- _Required task_
Locate each line with the string "Proportion" in the listing below and copy it.

Extracts from a graphics dataset:
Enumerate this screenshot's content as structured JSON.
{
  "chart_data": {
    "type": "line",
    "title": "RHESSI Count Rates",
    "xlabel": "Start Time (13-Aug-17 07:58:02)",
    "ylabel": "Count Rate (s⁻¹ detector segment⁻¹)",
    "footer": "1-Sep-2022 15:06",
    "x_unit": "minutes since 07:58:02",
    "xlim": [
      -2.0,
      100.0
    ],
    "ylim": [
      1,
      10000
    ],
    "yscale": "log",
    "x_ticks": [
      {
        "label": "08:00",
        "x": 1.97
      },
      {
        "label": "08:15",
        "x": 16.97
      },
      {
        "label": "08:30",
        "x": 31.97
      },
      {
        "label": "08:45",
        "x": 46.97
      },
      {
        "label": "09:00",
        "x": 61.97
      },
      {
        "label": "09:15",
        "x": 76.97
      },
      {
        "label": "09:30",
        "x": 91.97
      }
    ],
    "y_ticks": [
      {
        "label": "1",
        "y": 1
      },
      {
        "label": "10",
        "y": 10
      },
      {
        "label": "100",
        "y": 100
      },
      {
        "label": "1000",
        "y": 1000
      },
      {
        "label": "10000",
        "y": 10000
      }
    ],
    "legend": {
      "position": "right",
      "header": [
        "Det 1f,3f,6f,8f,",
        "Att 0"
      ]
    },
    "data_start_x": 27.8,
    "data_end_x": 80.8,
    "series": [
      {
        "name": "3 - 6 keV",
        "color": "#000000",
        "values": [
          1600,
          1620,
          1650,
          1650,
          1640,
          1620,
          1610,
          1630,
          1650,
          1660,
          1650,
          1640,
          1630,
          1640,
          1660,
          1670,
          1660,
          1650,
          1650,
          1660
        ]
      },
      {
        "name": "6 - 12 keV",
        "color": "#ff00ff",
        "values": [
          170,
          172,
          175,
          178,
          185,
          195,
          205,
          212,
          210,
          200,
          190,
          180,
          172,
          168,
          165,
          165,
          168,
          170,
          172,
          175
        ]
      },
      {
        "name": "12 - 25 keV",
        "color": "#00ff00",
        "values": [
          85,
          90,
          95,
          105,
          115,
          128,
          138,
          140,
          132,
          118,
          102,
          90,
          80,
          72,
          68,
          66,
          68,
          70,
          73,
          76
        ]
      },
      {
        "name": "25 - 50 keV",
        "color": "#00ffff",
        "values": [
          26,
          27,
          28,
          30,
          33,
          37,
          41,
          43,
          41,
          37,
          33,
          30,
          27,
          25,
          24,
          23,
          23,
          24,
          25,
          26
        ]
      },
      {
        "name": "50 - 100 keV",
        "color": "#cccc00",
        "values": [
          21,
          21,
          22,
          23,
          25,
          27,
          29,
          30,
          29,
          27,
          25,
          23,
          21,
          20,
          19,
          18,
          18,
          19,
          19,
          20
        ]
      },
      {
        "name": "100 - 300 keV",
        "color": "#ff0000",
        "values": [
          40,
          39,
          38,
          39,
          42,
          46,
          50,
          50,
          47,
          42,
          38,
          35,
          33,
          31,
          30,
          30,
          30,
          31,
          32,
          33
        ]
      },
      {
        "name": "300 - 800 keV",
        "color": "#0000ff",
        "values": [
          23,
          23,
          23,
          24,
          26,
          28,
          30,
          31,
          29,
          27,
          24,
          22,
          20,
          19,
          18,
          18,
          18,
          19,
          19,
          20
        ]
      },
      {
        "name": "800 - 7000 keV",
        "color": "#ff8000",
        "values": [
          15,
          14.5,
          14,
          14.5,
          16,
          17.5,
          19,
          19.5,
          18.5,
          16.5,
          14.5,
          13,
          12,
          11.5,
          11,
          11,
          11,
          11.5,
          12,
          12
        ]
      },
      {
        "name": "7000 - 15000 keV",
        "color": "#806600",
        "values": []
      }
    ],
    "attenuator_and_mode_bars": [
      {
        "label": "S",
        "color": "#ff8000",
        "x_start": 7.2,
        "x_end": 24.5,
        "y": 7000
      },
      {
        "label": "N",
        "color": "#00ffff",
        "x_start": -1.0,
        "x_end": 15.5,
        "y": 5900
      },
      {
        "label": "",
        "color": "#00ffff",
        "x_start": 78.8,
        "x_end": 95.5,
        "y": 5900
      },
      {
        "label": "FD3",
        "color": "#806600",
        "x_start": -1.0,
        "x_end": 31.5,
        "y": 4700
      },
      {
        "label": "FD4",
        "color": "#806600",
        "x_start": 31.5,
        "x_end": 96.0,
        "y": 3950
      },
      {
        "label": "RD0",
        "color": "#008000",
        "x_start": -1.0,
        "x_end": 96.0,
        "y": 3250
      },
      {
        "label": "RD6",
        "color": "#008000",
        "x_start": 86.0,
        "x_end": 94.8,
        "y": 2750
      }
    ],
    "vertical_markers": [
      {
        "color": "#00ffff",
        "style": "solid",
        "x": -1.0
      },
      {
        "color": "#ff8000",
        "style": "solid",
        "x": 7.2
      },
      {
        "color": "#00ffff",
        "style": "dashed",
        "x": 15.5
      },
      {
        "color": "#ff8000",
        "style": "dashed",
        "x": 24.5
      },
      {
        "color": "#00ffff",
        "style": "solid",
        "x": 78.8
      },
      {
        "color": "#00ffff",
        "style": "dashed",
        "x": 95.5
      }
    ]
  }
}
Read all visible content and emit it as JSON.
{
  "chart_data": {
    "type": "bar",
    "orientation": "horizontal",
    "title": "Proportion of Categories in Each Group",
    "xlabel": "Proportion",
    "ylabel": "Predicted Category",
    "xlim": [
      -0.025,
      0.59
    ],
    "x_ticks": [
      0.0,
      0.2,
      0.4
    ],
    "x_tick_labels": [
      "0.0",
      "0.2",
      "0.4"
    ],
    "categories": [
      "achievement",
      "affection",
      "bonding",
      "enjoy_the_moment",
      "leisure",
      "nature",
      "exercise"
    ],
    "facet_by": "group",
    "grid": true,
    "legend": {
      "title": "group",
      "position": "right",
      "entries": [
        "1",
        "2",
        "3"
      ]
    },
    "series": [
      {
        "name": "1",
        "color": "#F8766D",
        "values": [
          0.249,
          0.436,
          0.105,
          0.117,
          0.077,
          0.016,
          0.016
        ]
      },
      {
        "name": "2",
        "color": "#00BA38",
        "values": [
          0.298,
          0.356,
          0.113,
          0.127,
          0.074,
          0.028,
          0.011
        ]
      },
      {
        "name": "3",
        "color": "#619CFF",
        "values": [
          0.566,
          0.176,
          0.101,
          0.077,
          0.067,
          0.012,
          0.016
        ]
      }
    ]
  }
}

- _Response_
    "title": "Proportion of Categories in Each Group",
    "xlabel": "Proportion",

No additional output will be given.